### WHAT IS ASKED
Your answer should be one number: how many lines of the records hold the string "Phone".

### Data items
-- start --

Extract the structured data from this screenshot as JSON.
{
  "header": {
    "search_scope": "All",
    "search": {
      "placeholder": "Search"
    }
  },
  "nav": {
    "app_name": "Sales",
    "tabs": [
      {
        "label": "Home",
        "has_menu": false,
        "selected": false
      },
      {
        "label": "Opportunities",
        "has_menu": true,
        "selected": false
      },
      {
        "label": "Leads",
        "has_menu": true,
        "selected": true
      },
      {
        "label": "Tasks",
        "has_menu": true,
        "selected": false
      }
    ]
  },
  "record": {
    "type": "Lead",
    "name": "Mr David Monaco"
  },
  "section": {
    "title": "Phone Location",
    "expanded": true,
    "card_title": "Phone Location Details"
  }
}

-- end --
-- start --

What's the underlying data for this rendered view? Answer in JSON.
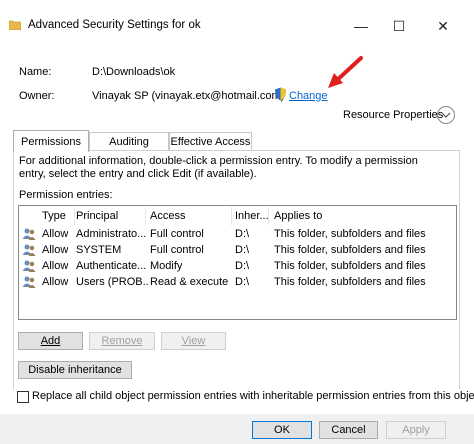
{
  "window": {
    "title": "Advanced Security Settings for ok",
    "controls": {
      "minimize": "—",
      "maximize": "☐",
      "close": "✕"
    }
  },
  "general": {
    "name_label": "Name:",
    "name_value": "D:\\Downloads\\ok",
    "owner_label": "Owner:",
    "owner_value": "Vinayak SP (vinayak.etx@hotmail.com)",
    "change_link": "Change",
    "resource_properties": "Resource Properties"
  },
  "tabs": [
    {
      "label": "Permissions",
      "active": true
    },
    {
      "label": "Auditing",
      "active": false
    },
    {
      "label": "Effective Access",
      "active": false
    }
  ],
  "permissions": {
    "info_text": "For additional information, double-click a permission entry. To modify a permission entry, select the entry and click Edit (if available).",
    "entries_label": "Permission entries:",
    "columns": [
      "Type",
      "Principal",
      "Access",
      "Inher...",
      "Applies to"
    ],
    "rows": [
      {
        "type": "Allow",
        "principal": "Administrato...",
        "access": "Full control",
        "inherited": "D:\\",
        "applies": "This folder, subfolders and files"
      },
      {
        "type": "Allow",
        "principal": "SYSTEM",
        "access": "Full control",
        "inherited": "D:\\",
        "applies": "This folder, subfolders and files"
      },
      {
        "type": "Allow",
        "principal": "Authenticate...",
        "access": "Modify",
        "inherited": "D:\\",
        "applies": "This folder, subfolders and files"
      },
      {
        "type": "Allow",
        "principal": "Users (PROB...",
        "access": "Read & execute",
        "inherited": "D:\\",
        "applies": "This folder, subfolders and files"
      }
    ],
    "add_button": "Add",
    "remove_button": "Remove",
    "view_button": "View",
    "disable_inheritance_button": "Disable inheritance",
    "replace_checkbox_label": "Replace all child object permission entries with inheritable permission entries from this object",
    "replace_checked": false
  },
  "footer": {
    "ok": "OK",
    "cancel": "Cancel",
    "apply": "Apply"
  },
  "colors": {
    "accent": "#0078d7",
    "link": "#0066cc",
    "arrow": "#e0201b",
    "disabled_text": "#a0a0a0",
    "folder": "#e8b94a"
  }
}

-- end --

### EXERCISE SOLUTION
2